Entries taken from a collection
━━━━━━━━

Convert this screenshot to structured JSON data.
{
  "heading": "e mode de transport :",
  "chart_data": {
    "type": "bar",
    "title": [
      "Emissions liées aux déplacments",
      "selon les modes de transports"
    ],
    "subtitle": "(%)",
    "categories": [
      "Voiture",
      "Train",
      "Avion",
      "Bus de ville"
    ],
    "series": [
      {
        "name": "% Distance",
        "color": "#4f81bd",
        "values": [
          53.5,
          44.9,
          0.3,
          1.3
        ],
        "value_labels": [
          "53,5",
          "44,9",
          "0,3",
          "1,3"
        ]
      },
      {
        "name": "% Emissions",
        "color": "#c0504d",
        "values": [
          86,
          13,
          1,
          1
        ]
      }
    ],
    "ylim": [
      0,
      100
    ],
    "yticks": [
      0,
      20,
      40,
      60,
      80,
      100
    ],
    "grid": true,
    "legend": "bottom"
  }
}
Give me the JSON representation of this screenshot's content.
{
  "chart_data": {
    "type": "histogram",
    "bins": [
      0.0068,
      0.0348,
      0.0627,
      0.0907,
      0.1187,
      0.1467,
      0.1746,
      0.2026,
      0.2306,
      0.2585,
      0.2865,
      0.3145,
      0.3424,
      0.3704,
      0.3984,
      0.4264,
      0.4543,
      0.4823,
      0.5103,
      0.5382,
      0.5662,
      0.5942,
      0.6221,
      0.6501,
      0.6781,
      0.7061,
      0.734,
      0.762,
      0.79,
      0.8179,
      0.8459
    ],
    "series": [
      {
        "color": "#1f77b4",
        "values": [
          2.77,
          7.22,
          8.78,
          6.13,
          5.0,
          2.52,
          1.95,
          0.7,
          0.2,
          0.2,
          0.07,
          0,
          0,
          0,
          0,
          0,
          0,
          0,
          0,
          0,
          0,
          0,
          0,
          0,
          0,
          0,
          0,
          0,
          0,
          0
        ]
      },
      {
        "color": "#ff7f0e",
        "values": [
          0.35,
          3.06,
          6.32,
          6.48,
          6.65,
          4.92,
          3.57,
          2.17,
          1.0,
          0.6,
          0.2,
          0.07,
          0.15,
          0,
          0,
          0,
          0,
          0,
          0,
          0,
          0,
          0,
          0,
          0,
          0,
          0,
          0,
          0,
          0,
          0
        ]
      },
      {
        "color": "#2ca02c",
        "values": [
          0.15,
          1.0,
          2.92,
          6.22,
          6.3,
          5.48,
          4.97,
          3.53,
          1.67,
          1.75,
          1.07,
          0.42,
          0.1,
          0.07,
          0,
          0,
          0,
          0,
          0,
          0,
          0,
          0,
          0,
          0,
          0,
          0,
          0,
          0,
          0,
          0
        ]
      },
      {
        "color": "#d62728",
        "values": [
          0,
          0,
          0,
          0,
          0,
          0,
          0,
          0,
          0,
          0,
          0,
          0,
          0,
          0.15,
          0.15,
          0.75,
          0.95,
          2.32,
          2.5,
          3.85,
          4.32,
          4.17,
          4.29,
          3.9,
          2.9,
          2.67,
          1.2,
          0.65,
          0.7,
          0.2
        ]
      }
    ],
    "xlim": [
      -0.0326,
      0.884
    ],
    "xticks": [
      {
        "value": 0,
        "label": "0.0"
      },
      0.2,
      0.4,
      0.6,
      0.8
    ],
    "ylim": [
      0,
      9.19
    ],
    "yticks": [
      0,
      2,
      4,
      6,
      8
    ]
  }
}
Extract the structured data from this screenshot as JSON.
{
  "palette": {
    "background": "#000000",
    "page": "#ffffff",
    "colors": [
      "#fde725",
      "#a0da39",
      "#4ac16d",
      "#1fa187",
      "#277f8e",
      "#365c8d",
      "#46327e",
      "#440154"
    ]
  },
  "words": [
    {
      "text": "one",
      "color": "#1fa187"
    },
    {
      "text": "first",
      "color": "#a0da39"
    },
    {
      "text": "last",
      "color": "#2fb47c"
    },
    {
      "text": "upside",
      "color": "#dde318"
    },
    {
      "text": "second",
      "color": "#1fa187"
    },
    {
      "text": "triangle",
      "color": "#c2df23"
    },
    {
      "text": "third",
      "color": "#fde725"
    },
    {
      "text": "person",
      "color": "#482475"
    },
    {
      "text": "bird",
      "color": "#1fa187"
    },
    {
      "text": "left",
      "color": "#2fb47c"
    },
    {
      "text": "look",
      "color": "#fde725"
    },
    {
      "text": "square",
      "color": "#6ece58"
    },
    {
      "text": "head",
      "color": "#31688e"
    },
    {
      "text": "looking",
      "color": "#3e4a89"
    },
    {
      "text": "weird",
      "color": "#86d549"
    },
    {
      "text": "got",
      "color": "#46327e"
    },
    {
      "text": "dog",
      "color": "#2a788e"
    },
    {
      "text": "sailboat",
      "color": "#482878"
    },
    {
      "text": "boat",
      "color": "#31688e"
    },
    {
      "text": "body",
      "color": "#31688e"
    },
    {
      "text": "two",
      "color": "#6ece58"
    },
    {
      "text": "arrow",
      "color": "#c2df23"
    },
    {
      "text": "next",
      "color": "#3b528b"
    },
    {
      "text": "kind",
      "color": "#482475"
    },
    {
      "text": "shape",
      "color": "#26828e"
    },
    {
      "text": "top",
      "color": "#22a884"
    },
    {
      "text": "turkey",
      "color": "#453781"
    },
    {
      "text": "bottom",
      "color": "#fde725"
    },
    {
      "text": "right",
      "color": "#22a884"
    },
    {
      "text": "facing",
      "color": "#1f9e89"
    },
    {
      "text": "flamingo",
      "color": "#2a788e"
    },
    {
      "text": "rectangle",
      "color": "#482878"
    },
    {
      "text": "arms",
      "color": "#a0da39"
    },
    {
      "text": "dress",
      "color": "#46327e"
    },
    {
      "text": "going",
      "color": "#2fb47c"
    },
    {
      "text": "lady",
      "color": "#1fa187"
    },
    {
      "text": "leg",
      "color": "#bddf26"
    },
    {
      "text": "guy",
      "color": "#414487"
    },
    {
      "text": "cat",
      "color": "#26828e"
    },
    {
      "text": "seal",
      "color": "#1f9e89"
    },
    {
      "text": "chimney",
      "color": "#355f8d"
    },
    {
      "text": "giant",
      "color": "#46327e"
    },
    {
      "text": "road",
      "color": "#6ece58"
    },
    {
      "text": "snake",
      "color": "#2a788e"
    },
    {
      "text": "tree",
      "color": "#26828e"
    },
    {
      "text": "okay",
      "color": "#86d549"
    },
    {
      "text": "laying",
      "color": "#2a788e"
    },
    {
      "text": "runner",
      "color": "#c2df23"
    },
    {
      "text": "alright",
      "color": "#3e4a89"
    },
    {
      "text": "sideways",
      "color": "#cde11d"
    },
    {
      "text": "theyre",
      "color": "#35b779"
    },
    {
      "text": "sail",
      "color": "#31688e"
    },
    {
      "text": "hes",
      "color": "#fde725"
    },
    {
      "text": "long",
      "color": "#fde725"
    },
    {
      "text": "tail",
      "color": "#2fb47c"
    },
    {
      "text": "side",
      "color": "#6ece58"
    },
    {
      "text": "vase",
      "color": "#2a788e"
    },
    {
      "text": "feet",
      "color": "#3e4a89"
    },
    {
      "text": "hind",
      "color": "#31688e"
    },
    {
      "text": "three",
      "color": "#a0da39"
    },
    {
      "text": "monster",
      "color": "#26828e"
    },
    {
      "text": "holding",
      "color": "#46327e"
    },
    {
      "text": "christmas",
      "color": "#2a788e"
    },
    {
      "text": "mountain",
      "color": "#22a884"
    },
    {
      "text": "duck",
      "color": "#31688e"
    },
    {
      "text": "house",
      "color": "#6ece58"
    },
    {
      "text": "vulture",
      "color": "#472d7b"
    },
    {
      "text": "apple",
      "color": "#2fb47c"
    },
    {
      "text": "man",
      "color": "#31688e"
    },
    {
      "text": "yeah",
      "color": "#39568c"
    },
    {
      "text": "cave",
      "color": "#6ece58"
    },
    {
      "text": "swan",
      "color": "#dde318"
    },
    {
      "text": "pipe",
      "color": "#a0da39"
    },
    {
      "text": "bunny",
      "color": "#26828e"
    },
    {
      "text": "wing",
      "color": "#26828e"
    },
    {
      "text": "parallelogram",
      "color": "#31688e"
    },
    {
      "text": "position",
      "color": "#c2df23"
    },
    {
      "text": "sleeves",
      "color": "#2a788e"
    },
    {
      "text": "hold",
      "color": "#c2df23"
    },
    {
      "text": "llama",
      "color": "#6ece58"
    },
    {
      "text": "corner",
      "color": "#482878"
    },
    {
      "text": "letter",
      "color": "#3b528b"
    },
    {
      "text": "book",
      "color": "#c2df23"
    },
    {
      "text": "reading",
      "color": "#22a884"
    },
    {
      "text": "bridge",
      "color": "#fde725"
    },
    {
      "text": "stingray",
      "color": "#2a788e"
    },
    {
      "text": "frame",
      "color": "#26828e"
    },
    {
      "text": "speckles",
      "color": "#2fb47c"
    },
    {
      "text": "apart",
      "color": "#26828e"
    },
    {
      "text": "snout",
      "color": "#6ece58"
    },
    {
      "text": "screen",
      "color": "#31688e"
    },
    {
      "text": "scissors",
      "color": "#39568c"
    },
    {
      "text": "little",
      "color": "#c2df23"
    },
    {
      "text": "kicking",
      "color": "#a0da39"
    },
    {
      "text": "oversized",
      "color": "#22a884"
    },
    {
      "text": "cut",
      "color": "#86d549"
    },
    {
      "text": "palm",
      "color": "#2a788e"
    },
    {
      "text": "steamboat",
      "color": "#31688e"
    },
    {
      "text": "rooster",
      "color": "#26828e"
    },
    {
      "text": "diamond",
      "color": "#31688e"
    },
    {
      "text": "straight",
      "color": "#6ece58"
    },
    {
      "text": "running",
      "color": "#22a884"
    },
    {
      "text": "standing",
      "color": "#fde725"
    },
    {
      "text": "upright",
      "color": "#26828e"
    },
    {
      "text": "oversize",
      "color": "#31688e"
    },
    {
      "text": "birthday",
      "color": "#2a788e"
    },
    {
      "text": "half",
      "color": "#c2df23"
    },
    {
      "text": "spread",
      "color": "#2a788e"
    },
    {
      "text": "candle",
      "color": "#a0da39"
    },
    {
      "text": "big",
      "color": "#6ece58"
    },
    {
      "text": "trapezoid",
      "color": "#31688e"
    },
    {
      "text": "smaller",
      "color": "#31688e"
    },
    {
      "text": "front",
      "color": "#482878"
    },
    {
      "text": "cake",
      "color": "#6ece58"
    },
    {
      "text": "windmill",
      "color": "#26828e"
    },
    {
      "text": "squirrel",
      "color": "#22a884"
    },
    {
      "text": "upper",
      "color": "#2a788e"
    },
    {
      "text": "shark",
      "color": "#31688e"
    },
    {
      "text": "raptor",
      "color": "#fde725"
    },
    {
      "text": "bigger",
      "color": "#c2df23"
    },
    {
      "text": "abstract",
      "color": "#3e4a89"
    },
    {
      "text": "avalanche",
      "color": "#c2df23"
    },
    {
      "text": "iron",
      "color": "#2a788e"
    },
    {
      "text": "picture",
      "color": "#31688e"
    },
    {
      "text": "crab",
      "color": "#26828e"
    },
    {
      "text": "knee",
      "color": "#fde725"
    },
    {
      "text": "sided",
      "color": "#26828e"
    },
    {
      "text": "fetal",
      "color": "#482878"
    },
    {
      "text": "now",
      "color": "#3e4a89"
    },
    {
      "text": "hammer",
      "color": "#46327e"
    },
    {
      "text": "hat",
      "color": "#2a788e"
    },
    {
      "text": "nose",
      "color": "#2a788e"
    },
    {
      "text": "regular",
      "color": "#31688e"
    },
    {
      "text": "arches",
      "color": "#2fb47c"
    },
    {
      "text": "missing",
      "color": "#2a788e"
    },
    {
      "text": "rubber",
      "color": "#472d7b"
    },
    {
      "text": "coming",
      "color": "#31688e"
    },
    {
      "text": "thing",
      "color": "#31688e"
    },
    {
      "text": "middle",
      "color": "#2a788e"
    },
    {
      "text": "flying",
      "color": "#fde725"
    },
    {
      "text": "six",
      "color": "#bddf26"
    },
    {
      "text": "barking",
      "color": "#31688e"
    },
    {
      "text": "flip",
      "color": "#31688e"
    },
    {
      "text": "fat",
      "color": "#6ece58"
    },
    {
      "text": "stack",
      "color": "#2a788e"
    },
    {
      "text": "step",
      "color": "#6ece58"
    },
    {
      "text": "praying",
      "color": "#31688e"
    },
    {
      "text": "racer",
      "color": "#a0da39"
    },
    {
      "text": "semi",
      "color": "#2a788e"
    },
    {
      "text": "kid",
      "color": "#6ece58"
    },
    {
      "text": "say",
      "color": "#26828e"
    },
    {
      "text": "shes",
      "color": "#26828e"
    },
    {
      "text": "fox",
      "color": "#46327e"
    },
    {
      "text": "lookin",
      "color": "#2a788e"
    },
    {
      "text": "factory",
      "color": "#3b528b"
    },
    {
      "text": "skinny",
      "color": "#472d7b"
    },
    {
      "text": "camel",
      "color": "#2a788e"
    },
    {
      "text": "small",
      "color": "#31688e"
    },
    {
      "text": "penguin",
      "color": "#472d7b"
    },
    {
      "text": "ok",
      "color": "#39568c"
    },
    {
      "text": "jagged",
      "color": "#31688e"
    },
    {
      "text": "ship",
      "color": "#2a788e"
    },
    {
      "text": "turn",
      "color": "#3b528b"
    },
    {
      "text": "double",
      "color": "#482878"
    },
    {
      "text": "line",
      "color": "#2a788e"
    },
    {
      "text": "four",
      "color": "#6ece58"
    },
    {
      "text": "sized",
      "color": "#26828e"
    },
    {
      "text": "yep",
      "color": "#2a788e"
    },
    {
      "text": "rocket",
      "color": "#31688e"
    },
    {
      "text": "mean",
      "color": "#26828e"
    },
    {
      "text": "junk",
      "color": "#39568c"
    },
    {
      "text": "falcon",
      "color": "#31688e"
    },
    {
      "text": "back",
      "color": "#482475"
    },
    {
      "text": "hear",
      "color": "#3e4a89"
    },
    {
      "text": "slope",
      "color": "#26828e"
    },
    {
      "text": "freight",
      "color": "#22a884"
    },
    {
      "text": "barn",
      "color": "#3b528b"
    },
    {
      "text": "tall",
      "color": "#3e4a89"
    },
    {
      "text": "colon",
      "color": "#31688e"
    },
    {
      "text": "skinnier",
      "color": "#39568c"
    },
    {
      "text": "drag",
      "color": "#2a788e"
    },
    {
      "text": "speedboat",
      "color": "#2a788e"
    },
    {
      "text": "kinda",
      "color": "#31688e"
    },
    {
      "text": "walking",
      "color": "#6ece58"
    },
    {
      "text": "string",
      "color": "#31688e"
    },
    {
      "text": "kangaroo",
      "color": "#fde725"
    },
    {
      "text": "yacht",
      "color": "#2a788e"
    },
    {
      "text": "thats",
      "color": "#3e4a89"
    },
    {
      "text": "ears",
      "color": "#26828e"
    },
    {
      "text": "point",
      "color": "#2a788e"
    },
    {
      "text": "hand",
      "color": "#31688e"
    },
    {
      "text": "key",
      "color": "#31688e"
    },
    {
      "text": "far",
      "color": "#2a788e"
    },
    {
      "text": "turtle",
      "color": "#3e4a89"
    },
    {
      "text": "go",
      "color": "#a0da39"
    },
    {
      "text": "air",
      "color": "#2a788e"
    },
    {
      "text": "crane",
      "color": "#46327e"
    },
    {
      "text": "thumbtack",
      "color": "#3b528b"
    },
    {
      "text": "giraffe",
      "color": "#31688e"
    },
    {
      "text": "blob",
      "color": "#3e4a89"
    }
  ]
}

━━━━━━━━

- Required work
Copy all lines above containing the string "this".

- Answer to the exercise
Convert this screenshot to structured JSON data.
Give me the JSON representation of this screenshot's content.
Extract the structured data from this screenshot as JSON.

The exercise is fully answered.